- EXERCISE GOAL -
From the listing below, return each line that includes "sources".

- RECORD EXCERPTS -
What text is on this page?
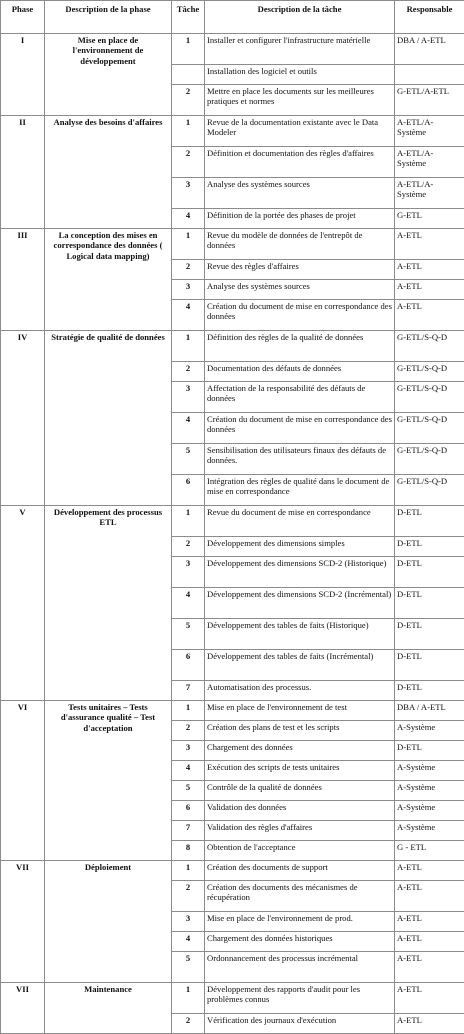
Phase	Description de la phase	Tâche	Description de la tâche	Responsable
I	Mise en place de l'environnement de développement	1	Installer et configurer l'infrastructure matérielle	DBA / A-ETL
			Installation des logiciel et outils	
		2	Mettre en place les documents sur les meilleures pratiques et normes	G-ETL/A-ETL
II	Analyse des besoins d'affaires	1	Revue de la documentation existante avec le Data Modeler	A-ETL/A-Système
		2	Définition et documentation des règles d'affaires	A-ETL/A-Système
		3	Analyse des systèmes sources	A-ETL/A-Système
		4	Définition de la portée des phases de projet	G-ETL
III	La conception des mises en correspondance des données ( Logical data mapping)	1	Revue du modèle de données de l'entrepôt de données	A-ETL
		2	Revue des règles d'affaires	A-ETL
		3	Analyse des systèmes sources	A-ETL
		4	Création du document de mise en correspondance des données	A-ETL
IV	Stratégie de qualité de données	1	Définition des règles de la qualité de données	G-ETL/S-Q-D
		2	Documentation des défauts de données	G-ETL/S-Q-D
		3	Affectation de la responsabilité des défauts de données	G-ETL/S-Q-D
		4	Création du document de mise en correspondance des données	G-ETL/S-Q-D
		5	Sensibilisation des utilisateurs finaux des défauts de données.	G-ETL/S-Q-D
		6	Intégration des règles de qualité dans le document de mise en correspondance	G-ETL/S-Q-D
V	Développement des processus ETL	1	Revue du document de mise en correspondance	D-ETL
		2	Développement des dimensions simples	D-ETL
		3	Développement des dimensions SCD-2 (Historique)	D-ETL
		4	Développement des dimensions SCD-2 (Incrémental)	D-ETL
		5	Développement des tables de faits (Historique)	D-ETL
		6	Développement des tables de faits (Incrémental)	D-ETL
		7	Automatisation des processus.	D-ETL
VI	Tests unitaires – Tests d'assurance qualité – Test d'acceptation	1	Mise en place de l'environnement de test	DBA / A-ETL
		2	Création des plans de test et les scripts	A-Système
		3	Chargement des données	D-ETL
		4	Exécution des scripts de tests unitaires	A-Système
		5	Contrôle de la qualité de données	A-Système
		6	Validation des données	A-Système
		7	Validation des règles d'affaires	A-Système
		8	Obtention de l'acceptance	G - ETL
VII	Déploiement	1	Création des documents de support	A-ETL
		2	Création des documents des mécanismes de récupération	A-ETL
		3	Mise en place de l'environnement de prod.	A-ETL
		4	Chargement des données historiques	A-ETL
		5	Ordonnancement des processus incrémental	A-ETL
VII	Maintenance	1	Développement des rapports d'audit pour les problèmes connus	A-ETL
		2	Vérification des journaux d'exécution	A-ETL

- ANSWER FOR THIS EXERCISE -
		3	Analyse des systèmes sources	A-ETL/A-Système
		3	Analyse des systèmes sources	A-ETL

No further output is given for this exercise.